Extracted data entries:
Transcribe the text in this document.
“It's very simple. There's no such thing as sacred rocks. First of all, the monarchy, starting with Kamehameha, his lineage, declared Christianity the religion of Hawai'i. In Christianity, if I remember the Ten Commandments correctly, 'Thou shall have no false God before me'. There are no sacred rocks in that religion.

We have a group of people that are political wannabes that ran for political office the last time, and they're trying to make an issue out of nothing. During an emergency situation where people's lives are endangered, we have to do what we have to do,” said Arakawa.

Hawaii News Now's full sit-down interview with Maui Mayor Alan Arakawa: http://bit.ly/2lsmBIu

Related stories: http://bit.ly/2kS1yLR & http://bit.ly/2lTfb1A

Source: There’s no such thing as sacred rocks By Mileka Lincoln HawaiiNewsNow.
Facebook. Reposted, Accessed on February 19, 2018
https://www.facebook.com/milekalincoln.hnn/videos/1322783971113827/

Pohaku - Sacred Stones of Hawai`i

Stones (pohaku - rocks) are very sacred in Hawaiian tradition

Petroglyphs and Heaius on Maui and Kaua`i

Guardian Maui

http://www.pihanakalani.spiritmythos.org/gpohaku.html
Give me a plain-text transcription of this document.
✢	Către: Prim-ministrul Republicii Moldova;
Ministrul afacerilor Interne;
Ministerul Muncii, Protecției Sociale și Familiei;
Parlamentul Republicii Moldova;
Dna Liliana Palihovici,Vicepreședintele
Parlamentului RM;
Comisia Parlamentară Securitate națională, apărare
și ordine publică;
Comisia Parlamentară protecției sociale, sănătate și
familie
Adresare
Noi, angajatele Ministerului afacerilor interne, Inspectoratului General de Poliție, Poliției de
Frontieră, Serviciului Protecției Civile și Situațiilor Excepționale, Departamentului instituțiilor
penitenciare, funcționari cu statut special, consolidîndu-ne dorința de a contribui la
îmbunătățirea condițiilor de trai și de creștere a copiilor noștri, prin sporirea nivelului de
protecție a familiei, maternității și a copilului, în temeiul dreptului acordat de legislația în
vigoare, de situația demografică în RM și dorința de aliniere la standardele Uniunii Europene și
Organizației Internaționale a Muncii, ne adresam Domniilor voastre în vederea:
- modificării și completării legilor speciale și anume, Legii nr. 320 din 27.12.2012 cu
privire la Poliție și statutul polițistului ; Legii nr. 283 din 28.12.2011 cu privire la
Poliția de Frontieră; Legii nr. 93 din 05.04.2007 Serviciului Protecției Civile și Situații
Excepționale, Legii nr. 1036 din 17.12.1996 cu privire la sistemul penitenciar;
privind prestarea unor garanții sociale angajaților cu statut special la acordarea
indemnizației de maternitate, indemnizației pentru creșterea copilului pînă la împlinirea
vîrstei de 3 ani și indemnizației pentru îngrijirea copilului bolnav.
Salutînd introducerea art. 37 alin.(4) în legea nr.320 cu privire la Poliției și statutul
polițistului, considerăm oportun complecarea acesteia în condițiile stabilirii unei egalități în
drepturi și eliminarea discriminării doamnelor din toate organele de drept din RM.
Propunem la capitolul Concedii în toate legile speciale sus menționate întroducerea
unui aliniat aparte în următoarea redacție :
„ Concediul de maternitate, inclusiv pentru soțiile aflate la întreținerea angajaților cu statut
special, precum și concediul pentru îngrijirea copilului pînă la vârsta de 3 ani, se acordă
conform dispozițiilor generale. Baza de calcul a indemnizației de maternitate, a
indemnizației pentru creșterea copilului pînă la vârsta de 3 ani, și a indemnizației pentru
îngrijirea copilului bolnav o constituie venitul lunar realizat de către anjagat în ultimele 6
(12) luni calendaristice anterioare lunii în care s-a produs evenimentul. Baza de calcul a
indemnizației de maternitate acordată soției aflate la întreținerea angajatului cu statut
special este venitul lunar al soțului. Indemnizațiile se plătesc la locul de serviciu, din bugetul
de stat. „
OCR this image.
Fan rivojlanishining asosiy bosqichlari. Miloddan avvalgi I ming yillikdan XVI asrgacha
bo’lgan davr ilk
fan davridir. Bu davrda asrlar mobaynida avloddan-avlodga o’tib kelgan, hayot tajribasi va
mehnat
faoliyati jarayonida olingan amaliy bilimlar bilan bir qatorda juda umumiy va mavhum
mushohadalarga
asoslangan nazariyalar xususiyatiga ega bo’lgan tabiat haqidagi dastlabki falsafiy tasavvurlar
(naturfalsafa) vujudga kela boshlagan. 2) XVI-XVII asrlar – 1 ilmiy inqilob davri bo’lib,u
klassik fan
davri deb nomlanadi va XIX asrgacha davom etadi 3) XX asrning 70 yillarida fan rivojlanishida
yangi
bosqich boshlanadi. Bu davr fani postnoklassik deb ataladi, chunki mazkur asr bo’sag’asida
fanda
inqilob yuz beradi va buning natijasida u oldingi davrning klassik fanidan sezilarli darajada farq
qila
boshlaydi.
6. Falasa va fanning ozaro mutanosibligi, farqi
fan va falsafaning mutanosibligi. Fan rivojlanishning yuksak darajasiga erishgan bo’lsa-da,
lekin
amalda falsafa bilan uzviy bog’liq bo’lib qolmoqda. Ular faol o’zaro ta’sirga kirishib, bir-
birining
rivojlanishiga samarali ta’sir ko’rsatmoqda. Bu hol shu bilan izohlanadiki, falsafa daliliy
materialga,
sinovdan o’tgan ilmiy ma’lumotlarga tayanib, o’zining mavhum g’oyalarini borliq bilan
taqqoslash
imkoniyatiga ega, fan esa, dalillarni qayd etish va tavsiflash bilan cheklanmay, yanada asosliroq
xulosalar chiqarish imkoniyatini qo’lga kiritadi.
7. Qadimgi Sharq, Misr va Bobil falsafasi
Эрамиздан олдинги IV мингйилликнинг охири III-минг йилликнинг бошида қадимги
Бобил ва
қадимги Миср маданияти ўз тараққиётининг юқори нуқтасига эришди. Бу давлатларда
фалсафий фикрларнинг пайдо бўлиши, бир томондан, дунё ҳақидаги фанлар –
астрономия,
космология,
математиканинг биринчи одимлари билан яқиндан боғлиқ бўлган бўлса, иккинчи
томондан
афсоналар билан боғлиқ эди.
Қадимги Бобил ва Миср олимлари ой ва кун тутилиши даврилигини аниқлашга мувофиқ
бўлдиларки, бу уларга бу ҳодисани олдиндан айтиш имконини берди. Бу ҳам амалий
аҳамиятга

## Exercise directions
Look through the entries above; copy each line where the string "afacerilor" appears.

## Response for this exercise
Ministrul afacerilor Interne;
Noi, angajatele Ministerului afacerilor interne, Inspectoratului General de Poliție, Poliției de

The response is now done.